### Work instructions
Output each entry that follows exactly. Images stay out.

(Figure dataset records)
- - - -
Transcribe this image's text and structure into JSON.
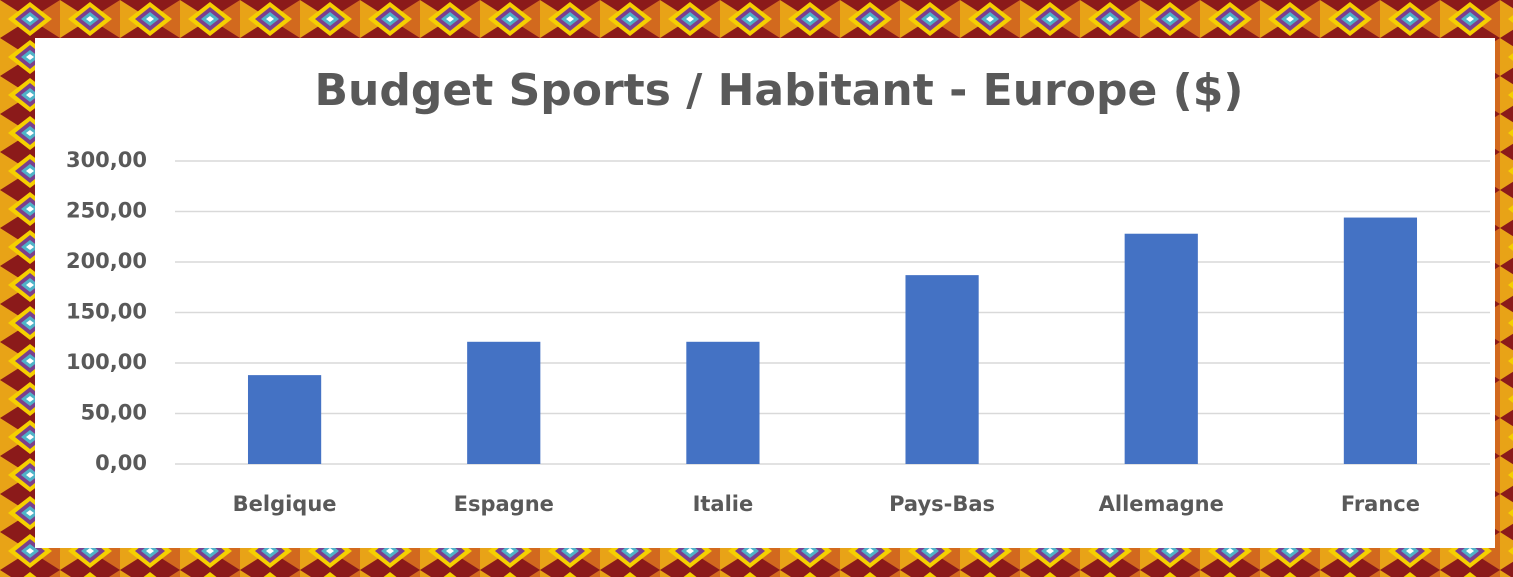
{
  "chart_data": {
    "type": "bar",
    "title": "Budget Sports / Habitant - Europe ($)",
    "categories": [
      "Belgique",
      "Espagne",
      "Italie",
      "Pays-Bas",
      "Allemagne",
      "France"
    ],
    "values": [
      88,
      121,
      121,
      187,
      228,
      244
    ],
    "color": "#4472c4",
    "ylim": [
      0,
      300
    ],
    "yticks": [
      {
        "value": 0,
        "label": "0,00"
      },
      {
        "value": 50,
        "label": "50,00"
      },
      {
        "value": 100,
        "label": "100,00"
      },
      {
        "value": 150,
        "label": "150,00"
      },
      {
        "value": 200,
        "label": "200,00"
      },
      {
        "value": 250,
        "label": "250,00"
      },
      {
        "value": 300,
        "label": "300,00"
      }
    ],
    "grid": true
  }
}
- - - -
### Answer to this exercise
Transcribe this image's text and structure into JSON.
{
  "chart_data": {
    "type": "bar",
    "title": "Budget Sports / Habitant - Europe ($)",
    "categories": [
      "Belgique",
      "Espagne",
      "Italie",
      "Pays-Bas",
      "Allemagne",
      "France"
    ],
    "values": [
      88,
      121,
      121,
      187,
      228,
      244
    ],
    "color": "#4472c4",
    "ylim": [
      0,
      300
    ],
    "yticks": [
      {
        "value": 0,
        "label": "0,00"
      },
      {
        "value": 50,
        "label": "50,00"
      },
      {
        "value": 100,
        "label": "100,00"
      },
      {
        "value": 150,
        "label": "150,00"
      },
      {
        "value": 200,
        "label": "200,00"
      },
      {
        "value": 250,
        "label": "250,00"
      },
      {
        "value": 300,
        "label": "300,00"
      }
    ],
    "grid": true
  }
}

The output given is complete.